begin

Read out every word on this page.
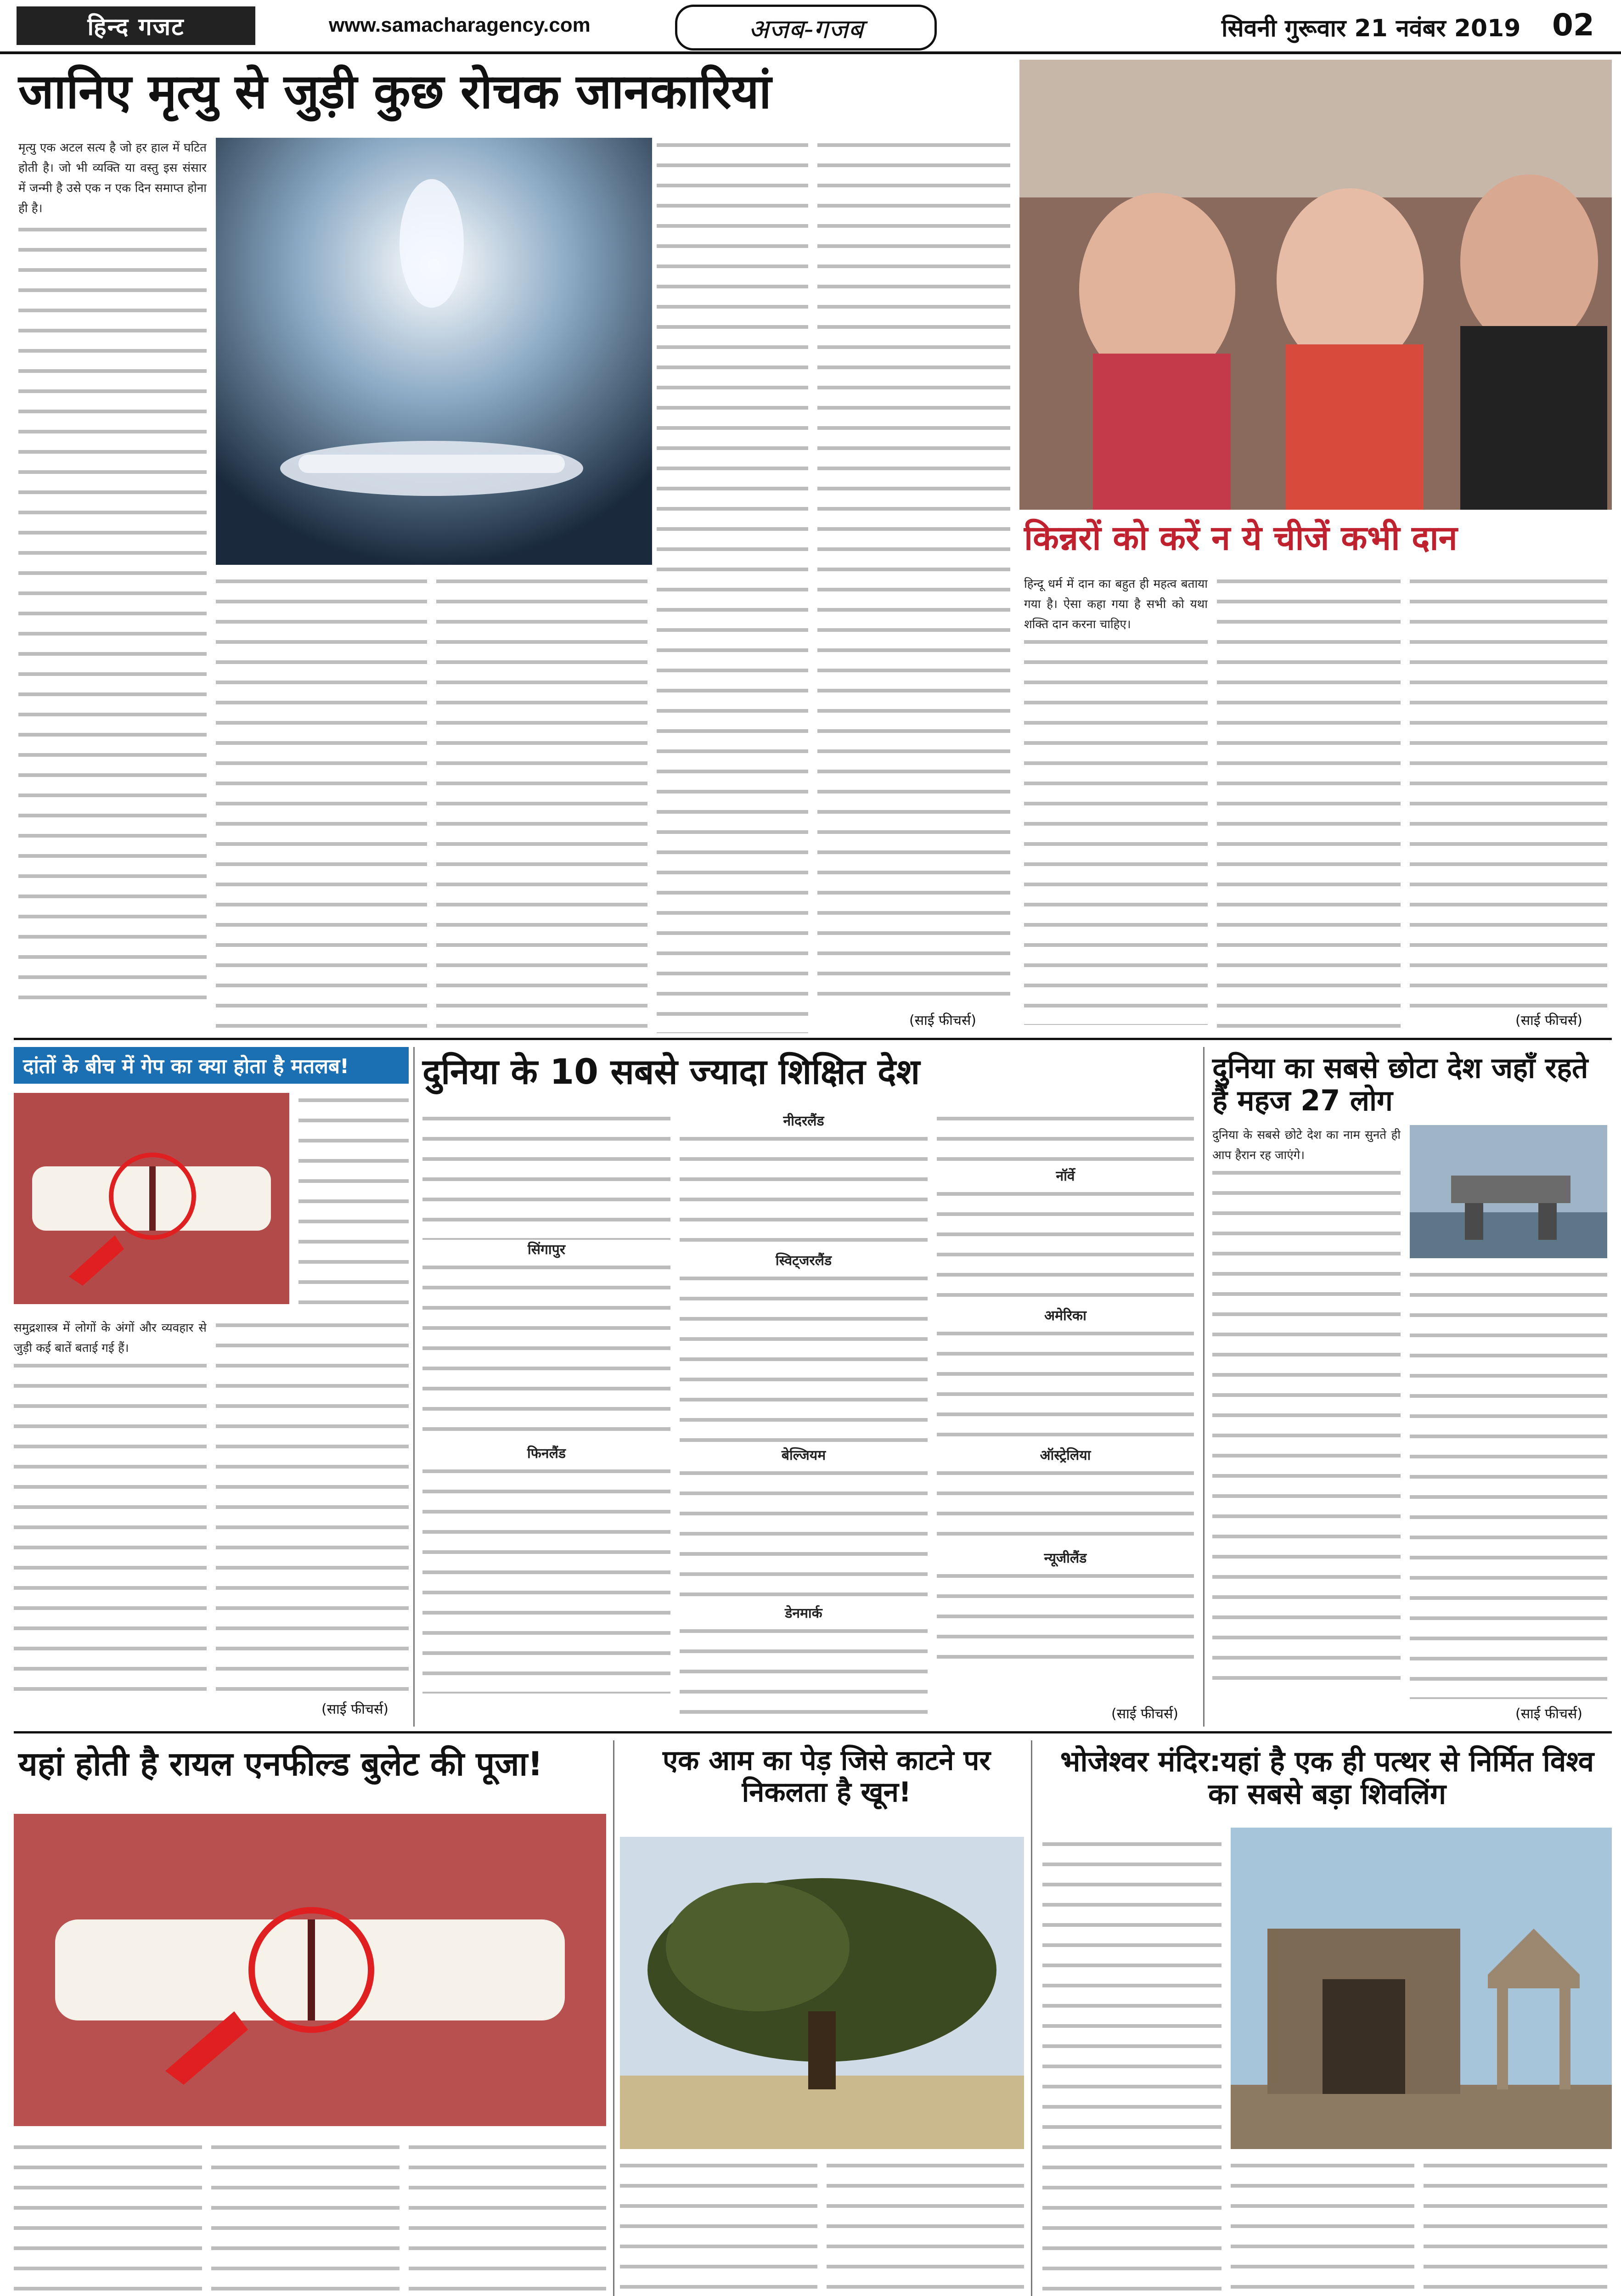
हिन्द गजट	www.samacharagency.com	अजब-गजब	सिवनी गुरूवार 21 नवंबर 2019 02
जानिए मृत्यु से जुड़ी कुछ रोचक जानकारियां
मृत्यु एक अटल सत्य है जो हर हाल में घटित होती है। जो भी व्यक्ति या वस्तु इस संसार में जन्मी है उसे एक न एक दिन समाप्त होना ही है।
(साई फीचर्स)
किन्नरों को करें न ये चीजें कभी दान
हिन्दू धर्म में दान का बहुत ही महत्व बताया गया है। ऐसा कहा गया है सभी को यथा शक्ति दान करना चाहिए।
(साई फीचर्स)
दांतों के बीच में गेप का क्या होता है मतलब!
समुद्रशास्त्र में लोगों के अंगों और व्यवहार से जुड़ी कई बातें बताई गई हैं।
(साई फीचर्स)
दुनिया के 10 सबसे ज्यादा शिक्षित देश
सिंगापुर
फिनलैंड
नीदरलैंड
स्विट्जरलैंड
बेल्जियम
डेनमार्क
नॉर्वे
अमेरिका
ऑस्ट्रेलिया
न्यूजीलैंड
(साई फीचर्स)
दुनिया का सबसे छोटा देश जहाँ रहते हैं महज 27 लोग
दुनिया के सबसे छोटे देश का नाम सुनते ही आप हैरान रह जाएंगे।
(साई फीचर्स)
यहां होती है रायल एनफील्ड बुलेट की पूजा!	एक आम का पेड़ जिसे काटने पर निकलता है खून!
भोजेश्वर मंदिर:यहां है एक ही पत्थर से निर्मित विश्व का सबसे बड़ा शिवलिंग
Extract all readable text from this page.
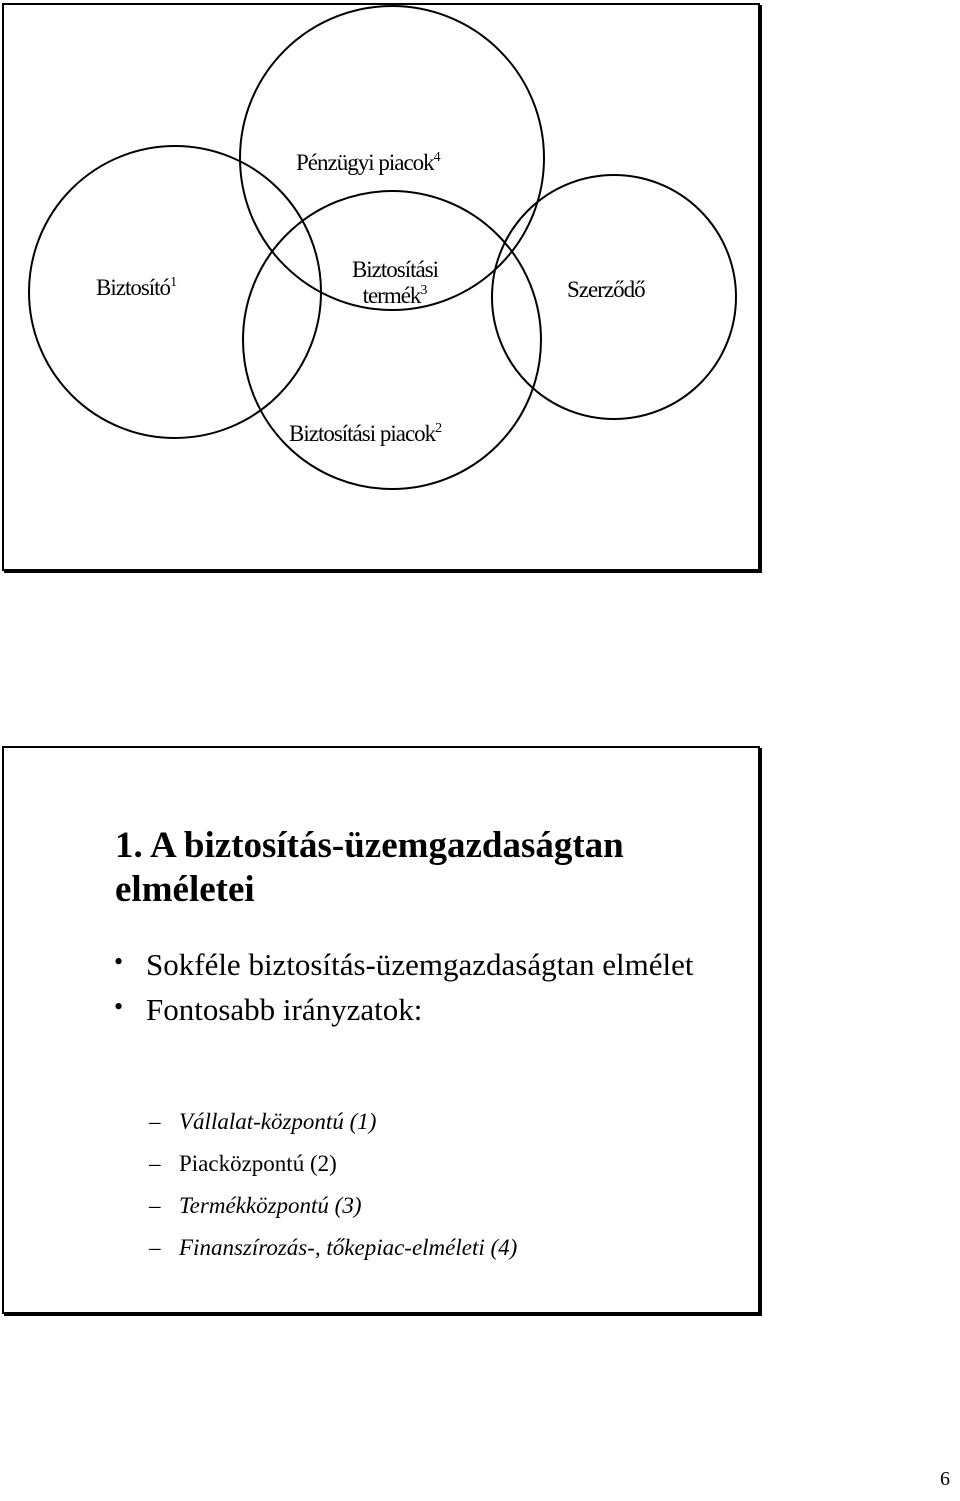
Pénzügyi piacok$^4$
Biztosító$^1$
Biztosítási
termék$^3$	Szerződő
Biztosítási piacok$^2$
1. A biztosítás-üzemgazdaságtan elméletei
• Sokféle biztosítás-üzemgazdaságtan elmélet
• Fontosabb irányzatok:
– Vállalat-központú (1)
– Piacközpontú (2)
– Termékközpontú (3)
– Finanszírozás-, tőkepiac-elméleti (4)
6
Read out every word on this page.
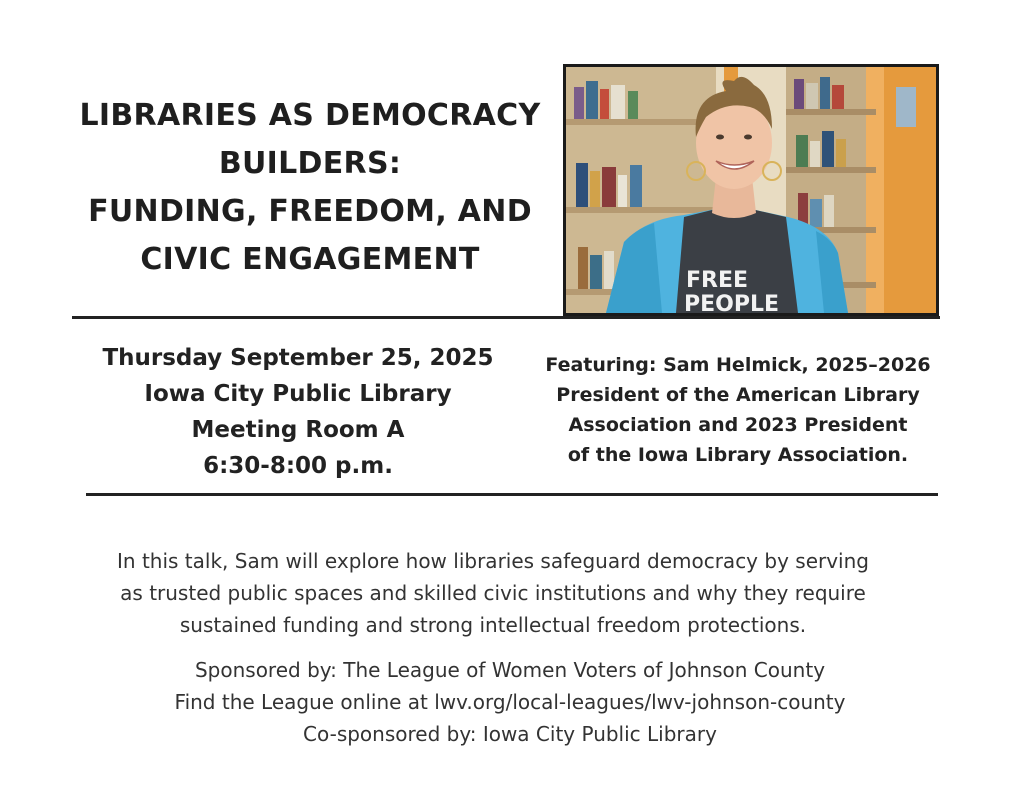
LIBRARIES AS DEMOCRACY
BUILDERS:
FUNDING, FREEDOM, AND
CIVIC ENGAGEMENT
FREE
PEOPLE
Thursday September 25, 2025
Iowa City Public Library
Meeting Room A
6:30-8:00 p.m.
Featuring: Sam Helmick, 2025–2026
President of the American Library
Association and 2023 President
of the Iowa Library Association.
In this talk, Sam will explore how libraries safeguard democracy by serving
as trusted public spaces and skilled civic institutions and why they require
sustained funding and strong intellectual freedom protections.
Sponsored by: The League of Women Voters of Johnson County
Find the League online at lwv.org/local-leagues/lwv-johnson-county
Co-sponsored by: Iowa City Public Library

end

- [Work to be completed]: Copy the material above exactly and drop the pictures.

- [Response to this task]:
Read out every word on this page.
हिन्द गजट	www.samacharagency.com	अजब-गजब	सिवनी गुरूवार 21 नवंबर 2019 02
जानिए मृत्यु से जुड़ी कुछ रोचक जानकारियां
मृत्यु एक अटल सत्य है जो हर हाल में घटित होती है। जो भी व्यक्ति या वस्तु इस संसार में जन्मी है उसे एक न एक दिन समाप्त होना ही है।
(साई फीचर्स)
किन्नरों को करें न ये चीजें कभी दान
हिन्दू धर्म में दान का बहुत ही महत्व बताया गया है। ऐसा कहा गया है सभी को यथा शक्ति दान करना चाहिए।
(साई फीचर्स)
दांतों के बीच में गेप का क्या होता है मतलब!
समुद्रशास्त्र में लोगों के अंगों और व्यवहार से जुड़ी कई बातें बताई गई हैं।
(साई फीचर्स)
दुनिया के 10 सबसे ज्यादा शिक्षित देश
सिंगापुर
फिनलैंड
नीदरलैंड
स्विट्जरलैंड
बेल्जियम
डेनमार्क
नॉर्वे
अमेरिका
ऑस्ट्रेलिया
न्यूजीलैंड
(साई फीचर्स)
दुनिया का सबसे छोटा देश जहाँ रहते हैं महज 27 लोग
दुनिया के सबसे छोटे देश का नाम सुनते ही आप हैरान रह जाएंगे।
(साई फीचर्स)
यहां होती है रायल एनफील्ड बुलेट की पूजा!	एक आम का पेड़ जिसे काटने पर निकलता है खून!
भोजेश्वर मंदिर:यहां है एक ही पत्थर से निर्मित विश्व का सबसे बड़ा शिवलिंग
Extract all readable text from this page.
Pénzügyi piacok$^4$
Biztosító$^1$
Biztosítási
termék$^3$	Szerződő
Biztosítási piacok$^2$
1. A biztosítás-üzemgazdaságtan elméletei
• Sokféle biztosítás-üzemgazdaságtan elmélet
• Fontosabb irányzatok:
– Vállalat-központú (1)
– Piacközpontú (2)
– Termékközpontú (3)
– Finanszírozás-, tőkepiac-elméleti (4)
6
Read out every word on this page.
LIBRARIES AS DEMOCRACY
BUILDERS:
FUNDING, FREEDOM, AND
CIVIC ENGAGEMENT
FREE
PEOPLE
Thursday September 25, 2025
Iowa City Public Library
Meeting Room A
6:30-8:00 p.m.
Featuring: Sam Helmick, 2025–2026
President of the American Library
Association and 2023 President
of the Iowa Library Association.
In this talk, Sam will explore how libraries safeguard democracy by serving
as trusted public spaces and skilled civic institutions and why they require
sustained funding and strong intellectual freedom protections.
Sponsored by: The League of Women Voters of Johnson County
Find the League online at lwv.org/local-leagues/lwv-johnson-county
Co-sponsored by: Iowa City Public Library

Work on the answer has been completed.